**** Supplied entries

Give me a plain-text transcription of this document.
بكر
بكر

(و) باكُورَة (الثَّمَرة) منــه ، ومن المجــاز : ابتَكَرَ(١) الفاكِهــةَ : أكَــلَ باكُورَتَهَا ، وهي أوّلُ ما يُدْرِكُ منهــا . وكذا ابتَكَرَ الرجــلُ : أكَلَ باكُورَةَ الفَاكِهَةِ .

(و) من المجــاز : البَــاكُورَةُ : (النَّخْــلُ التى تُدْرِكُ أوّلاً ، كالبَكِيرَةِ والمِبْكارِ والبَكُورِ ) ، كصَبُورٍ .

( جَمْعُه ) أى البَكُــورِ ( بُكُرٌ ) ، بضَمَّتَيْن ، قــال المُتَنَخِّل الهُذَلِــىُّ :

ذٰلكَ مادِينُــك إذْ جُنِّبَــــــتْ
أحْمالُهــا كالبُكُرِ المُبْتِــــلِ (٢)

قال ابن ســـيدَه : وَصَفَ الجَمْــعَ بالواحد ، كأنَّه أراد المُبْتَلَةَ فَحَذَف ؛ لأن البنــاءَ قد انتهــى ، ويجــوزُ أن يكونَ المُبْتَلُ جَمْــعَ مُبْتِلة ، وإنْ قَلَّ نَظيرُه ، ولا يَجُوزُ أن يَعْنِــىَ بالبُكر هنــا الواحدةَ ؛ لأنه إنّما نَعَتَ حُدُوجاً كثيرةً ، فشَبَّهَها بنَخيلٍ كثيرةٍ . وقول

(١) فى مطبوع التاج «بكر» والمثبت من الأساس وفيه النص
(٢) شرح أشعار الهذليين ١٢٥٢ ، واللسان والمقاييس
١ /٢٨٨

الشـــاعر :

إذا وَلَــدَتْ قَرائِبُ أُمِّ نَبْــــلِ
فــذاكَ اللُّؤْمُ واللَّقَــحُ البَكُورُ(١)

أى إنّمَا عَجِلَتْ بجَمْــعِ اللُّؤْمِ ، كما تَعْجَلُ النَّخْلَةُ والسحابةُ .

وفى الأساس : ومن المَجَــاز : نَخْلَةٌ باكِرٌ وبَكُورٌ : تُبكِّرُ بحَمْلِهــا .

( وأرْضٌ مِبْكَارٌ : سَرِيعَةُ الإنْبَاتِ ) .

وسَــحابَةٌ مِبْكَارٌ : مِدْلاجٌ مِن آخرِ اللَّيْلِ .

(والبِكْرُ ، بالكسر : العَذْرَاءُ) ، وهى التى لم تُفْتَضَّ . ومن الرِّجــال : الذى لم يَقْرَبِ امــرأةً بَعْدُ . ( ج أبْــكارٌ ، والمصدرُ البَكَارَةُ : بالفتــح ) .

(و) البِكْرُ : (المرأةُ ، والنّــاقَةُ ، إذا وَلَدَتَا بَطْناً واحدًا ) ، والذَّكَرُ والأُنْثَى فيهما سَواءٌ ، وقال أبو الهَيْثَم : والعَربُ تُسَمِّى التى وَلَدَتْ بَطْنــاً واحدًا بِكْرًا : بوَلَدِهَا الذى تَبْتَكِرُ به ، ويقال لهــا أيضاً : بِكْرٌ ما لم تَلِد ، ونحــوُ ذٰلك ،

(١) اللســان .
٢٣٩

********

| Aim of the task |
Every line of the listing that holds "والب" should be found and copied.

| Solution for this exercise |
(و) من المجــاز : البَــاكُورَةُ : (النَّخْــلُ التى تُدْرِكُ أوّلاً ، كالبَكِيرَةِ والمِبْكارِ والبَكُورِ ) ، كصَبُورٍ .
(والبِكْرُ ، بالكسر : العَذْرَاءُ) ، وهى التى لم تُفْتَضَّ . ومن الرِّجــال : الذى لم يَقْرَبِ امــرأةً بَعْدُ . ( ج أبْــكارٌ ، والمصدرُ البَكَارَةُ : بالفتــح ) .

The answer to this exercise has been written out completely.